## Stored rows
──────────────────────────────

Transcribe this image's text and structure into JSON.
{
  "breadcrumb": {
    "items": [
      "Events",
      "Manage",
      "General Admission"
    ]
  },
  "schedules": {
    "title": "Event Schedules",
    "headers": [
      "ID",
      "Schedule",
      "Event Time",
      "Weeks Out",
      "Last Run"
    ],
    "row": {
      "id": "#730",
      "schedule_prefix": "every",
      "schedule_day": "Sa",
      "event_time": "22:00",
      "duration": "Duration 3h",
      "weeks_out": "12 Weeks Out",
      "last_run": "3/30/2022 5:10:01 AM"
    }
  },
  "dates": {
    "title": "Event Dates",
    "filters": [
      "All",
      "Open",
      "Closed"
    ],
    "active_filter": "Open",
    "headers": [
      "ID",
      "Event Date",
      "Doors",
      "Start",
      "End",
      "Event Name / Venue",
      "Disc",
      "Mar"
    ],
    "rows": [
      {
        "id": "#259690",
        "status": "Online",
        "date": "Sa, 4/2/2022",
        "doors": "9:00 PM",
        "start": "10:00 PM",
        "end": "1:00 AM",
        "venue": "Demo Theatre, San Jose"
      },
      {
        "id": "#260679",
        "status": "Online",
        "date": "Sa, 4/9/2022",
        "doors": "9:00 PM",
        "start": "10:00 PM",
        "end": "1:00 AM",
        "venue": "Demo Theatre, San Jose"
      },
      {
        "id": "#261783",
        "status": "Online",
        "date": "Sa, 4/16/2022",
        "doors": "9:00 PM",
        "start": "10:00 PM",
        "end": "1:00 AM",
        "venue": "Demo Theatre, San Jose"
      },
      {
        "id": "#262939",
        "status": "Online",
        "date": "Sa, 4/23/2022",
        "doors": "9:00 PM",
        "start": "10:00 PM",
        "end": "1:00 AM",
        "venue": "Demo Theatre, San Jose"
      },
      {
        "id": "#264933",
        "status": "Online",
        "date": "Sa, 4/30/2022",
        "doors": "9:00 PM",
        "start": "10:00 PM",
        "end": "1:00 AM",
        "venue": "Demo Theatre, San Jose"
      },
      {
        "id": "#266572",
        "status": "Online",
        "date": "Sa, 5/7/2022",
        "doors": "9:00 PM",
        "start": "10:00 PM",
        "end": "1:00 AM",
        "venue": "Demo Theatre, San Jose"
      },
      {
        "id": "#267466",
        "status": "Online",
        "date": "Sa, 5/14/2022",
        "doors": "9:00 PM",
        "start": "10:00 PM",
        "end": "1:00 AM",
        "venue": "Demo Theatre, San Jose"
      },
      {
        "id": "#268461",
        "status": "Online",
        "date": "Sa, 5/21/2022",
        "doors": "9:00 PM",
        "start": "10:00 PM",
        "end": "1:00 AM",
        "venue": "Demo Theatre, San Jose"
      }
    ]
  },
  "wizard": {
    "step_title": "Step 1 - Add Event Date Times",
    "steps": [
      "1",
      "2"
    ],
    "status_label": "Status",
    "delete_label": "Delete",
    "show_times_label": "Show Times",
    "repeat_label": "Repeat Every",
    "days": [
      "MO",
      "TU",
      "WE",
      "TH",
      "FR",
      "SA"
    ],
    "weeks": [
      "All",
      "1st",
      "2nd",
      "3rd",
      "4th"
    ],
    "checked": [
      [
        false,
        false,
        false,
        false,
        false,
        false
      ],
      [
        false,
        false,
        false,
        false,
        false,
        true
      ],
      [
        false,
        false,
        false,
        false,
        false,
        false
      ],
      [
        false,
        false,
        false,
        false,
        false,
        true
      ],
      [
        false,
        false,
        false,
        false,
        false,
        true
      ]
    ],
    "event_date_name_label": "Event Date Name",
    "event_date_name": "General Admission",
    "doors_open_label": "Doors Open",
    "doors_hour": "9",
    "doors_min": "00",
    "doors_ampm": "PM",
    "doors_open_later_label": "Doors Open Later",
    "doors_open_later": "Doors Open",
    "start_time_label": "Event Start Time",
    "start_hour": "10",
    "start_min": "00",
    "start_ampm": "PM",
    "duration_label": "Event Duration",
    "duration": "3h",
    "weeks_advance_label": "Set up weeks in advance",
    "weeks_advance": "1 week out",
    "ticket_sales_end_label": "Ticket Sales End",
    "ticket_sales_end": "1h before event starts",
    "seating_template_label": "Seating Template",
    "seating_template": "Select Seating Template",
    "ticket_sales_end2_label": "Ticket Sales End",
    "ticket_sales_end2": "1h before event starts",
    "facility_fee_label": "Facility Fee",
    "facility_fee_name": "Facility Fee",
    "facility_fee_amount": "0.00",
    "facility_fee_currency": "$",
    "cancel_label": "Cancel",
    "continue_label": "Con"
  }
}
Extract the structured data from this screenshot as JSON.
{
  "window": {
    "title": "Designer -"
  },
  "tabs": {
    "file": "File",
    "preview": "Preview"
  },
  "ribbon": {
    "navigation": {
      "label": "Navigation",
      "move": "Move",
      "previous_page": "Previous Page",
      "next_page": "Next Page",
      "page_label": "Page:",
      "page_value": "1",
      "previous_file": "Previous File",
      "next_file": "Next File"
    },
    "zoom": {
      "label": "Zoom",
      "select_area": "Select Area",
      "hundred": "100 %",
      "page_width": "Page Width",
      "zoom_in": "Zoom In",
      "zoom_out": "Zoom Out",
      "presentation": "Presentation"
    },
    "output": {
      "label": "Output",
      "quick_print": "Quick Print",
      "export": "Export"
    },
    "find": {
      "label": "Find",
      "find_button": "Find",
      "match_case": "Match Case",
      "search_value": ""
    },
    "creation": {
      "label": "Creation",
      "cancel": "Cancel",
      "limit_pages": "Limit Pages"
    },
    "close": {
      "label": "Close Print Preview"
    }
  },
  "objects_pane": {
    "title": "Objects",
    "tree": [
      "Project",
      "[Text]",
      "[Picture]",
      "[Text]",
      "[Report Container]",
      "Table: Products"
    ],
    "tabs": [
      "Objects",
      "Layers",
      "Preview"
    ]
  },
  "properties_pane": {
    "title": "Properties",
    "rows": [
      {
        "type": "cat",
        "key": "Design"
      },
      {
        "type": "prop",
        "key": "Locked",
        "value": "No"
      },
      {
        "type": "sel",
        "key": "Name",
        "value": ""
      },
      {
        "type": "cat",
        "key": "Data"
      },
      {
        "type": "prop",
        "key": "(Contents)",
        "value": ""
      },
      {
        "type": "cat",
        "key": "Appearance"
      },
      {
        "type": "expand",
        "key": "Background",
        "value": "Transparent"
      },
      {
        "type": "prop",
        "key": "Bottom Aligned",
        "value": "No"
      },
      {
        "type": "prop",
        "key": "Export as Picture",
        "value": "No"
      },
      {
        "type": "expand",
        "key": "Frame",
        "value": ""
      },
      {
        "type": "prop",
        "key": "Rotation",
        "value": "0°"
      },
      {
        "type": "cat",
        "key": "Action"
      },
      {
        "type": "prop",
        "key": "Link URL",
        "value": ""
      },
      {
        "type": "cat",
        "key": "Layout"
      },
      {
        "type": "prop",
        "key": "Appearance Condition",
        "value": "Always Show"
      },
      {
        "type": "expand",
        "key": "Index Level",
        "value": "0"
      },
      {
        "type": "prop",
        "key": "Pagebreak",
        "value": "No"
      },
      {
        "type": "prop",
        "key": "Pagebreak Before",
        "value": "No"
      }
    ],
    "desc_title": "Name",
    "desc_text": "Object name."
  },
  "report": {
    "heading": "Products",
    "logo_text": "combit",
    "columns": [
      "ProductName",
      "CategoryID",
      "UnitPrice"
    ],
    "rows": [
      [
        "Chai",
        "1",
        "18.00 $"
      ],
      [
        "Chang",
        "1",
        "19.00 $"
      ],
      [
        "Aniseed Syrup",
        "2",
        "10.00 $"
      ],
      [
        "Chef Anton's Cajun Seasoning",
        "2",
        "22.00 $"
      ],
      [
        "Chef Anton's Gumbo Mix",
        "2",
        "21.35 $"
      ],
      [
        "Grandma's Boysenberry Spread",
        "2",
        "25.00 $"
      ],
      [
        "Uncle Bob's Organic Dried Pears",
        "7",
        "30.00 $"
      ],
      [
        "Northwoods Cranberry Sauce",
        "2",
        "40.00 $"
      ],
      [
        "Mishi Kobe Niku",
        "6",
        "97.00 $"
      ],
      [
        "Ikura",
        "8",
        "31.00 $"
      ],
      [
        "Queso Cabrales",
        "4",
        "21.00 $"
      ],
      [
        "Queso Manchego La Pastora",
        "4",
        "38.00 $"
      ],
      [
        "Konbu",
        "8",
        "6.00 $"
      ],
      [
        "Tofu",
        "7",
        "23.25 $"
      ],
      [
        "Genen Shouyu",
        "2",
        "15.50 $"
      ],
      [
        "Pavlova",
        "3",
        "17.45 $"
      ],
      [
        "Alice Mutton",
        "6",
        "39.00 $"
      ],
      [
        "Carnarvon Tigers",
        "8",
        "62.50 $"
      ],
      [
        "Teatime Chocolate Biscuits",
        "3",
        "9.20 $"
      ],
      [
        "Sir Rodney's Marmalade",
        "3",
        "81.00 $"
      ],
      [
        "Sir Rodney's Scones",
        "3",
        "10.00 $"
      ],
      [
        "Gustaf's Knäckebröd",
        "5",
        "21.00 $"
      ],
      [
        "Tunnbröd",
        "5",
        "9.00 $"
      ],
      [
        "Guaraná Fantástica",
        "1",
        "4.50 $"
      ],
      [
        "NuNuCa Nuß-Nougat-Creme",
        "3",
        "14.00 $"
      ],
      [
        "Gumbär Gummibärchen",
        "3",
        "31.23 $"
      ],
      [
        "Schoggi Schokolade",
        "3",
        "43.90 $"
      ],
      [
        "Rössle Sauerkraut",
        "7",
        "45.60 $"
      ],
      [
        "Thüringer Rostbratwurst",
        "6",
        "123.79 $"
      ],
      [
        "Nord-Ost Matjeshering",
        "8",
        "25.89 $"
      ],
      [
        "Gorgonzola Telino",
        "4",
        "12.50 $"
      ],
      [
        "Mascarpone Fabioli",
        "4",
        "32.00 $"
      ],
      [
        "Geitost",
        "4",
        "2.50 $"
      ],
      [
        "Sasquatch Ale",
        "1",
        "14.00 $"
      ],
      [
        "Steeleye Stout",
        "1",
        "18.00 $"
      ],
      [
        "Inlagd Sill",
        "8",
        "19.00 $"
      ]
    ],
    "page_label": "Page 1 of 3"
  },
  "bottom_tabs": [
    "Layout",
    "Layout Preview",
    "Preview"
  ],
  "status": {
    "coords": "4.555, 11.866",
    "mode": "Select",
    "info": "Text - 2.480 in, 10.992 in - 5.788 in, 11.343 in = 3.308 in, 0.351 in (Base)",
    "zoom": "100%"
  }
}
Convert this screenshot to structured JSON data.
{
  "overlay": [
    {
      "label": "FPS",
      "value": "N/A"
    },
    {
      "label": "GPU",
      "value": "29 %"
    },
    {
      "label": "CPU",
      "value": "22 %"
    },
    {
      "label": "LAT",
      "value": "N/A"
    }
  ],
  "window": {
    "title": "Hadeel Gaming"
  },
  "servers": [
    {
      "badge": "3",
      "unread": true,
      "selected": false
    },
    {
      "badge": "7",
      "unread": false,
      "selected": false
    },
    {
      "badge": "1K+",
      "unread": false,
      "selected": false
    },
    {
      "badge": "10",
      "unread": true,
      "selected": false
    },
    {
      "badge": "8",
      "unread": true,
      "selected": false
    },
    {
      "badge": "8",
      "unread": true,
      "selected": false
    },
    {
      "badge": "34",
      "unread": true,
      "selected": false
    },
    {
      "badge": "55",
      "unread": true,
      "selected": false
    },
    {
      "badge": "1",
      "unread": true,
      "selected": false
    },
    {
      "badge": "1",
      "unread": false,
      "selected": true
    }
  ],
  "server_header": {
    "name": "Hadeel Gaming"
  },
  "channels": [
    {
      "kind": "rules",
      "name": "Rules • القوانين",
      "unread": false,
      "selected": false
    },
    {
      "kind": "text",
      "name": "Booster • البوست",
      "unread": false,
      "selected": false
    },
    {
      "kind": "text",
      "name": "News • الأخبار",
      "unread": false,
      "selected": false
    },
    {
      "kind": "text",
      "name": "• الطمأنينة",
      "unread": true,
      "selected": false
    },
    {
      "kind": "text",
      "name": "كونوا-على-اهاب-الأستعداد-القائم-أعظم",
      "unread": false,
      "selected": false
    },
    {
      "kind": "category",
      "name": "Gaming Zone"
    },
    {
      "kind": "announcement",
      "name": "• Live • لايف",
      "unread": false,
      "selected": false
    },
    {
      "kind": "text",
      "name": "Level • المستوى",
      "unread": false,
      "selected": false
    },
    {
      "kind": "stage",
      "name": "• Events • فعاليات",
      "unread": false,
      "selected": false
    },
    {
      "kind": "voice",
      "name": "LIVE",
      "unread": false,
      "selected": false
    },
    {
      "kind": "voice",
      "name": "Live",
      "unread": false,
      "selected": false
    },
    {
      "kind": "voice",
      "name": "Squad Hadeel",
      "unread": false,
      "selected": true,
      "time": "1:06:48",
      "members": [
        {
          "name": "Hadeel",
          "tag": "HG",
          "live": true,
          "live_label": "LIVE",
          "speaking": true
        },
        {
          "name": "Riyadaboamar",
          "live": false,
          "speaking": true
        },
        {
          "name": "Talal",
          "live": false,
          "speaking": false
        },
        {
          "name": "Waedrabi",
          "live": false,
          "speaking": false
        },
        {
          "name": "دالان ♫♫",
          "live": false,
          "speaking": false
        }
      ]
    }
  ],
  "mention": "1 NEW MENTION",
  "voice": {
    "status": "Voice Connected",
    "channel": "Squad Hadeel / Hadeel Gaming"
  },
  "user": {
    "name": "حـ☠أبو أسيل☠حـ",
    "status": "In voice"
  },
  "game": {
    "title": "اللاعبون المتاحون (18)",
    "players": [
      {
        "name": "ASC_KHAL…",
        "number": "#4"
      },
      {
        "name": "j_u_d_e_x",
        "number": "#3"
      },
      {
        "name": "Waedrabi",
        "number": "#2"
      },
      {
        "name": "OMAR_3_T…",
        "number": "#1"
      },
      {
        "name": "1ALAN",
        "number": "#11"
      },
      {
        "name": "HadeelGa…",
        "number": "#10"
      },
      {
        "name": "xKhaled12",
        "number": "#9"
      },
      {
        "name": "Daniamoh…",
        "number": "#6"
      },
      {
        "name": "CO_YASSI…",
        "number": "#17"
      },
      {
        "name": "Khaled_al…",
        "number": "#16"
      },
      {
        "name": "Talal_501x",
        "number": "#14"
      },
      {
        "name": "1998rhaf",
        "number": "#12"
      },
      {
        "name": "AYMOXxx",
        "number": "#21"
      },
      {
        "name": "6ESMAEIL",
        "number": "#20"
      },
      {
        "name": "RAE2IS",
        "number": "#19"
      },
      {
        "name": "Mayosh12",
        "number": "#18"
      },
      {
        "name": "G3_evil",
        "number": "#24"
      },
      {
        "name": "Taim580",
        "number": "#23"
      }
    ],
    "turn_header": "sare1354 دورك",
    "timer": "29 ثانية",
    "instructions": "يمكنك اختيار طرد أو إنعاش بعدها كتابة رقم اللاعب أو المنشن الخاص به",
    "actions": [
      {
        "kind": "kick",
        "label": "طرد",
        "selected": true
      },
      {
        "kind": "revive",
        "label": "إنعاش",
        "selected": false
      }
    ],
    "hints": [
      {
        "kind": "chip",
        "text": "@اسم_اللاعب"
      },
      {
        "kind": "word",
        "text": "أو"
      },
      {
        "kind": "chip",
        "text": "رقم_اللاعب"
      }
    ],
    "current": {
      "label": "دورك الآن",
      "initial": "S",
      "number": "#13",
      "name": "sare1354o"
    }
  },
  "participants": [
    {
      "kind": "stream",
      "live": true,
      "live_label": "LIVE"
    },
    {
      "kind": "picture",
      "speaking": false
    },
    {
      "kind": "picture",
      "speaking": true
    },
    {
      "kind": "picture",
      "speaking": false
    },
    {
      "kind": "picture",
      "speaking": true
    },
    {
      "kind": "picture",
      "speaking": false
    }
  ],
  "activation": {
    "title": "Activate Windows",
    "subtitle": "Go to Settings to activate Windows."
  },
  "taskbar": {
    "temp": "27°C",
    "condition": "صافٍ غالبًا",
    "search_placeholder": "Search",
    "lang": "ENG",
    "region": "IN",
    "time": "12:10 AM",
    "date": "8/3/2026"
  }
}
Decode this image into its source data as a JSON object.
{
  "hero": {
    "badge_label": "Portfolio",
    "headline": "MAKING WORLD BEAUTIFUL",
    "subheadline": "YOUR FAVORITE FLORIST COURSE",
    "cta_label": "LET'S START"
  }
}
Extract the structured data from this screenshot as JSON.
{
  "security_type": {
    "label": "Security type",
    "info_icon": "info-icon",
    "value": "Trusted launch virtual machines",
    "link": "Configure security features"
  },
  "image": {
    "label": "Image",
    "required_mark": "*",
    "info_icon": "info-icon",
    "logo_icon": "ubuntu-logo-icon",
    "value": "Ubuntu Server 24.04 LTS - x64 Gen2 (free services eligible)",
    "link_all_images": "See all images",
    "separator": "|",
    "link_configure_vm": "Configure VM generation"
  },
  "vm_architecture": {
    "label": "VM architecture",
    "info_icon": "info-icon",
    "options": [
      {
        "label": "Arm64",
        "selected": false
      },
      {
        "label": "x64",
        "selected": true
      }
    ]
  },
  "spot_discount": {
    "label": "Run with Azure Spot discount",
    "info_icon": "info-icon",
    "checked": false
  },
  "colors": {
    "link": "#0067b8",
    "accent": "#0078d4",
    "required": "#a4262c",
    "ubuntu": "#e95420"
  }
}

──────────────────────────────

## Task description
From the records, copy every line that has the string "Admission" in it.

## Reply to the task
      "General Admission"
    "event_date_name": "General Admission",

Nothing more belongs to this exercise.